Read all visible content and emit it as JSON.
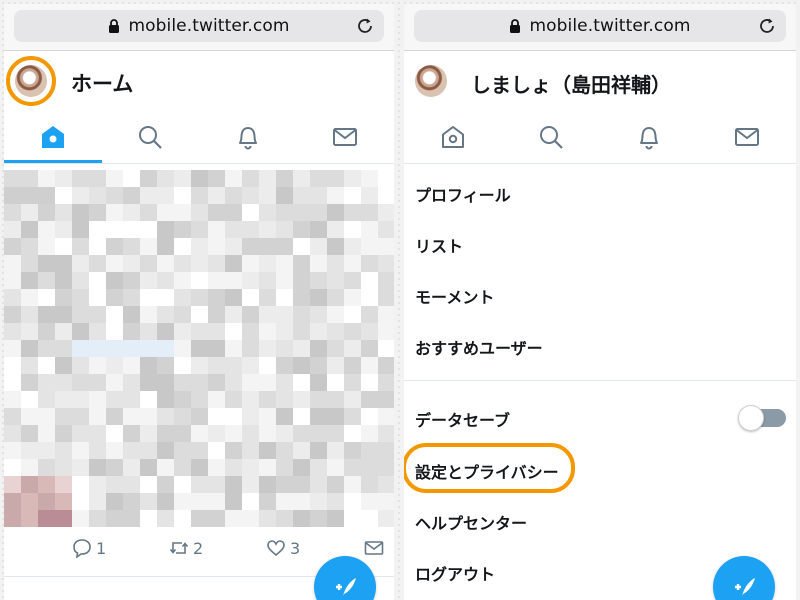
{
  "colors": {
    "accent": "#1da1f2",
    "highlight": "#f39800",
    "text_primary": "#14171a",
    "text_secondary": "#657786"
  },
  "left_screen": {
    "browser": {
      "url": "mobile.twitter.com",
      "lock_icon": "lock-icon",
      "reload_icon": "reload-icon"
    },
    "header": {
      "title": "ホーム",
      "avatar_highlighted": true
    },
    "tabs": [
      {
        "icon": "home-icon",
        "active": true
      },
      {
        "icon": "search-icon",
        "active": false
      },
      {
        "icon": "bell-icon",
        "active": false
      },
      {
        "icon": "mail-icon",
        "active": false
      }
    ],
    "tweet_actions": {
      "reply_count": "1",
      "retweet_count": "2",
      "like_count": "3"
    },
    "compose_icon": "compose-icon"
  },
  "right_screen": {
    "browser": {
      "url": "mobile.twitter.com",
      "lock_icon": "lock-icon",
      "reload_icon": "reload-icon"
    },
    "header": {
      "title": "しましょ（島田祥輔）"
    },
    "tabs": [
      {
        "icon": "home-icon",
        "active": false
      },
      {
        "icon": "search-icon",
        "active": false
      },
      {
        "icon": "bell-icon",
        "active": false
      },
      {
        "icon": "mail-icon",
        "active": false
      }
    ],
    "menu": {
      "profile": "プロフィール",
      "lists": "リスト",
      "moments": "モーメント",
      "recommended_users": "おすすめユーザー",
      "data_saver": "データセーブ",
      "data_saver_on": false,
      "settings_privacy": "設定とプライバシー",
      "settings_highlighted": true,
      "help_center": "ヘルプセンター",
      "logout": "ログアウト"
    },
    "compose_icon": "compose-icon"
  }
}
-*-*-
* [Written instruction] Give the data above again in full and unchanged, skipping the pictures.

* [Result of this exercise]
Read all visible content and emit it as JSON.
{
  "colors": {
    "accent": "#1da1f2",
    "highlight": "#f39800",
    "text_primary": "#14171a",
    "text_secondary": "#657786"
  },
  "left_screen": {
    "browser": {
      "url": "mobile.twitter.com",
      "lock_icon": "lock-icon",
      "reload_icon": "reload-icon"
    },
    "header": {
      "title": "ホーム",
      "avatar_highlighted": true
    },
    "tabs": [
      {
        "icon": "home-icon",
        "active": true
      },
      {
        "icon": "search-icon",
        "active": false
      },
      {
        "icon": "bell-icon",
        "active": false
      },
      {
        "icon": "mail-icon",
        "active": false
      }
    ],
    "tweet_actions": {
      "reply_count": "1",
      "retweet_count": "2",
      "like_count": "3"
    },
    "compose_icon": "compose-icon"
  },
  "right_screen": {
    "browser": {
      "url": "mobile.twitter.com",
      "lock_icon": "lock-icon",
      "reload_icon": "reload-icon"
    },
    "header": {
      "title": "しましょ（島田祥輔）"
    },
    "tabs": [
      {
        "icon": "home-icon",
        "active": false
      },
      {
        "icon": "search-icon",
        "active": false
      },
      {
        "icon": "bell-icon",
        "active": false
      },
      {
        "icon": "mail-icon",
        "active": false
      }
    ],
    "menu": {
      "profile": "プロフィール",
      "lists": "リスト",
      "moments": "モーメント",
      "recommended_users": "おすすめユーザー",
      "data_saver": "データセーブ",
      "data_saver_on": false,
      "settings_privacy": "設定とプライバシー",
      "settings_highlighted": true,
      "help_center": "ヘルプセンター",
      "logout": "ログアウト"
    },
    "compose_icon": "compose-icon"
  }
}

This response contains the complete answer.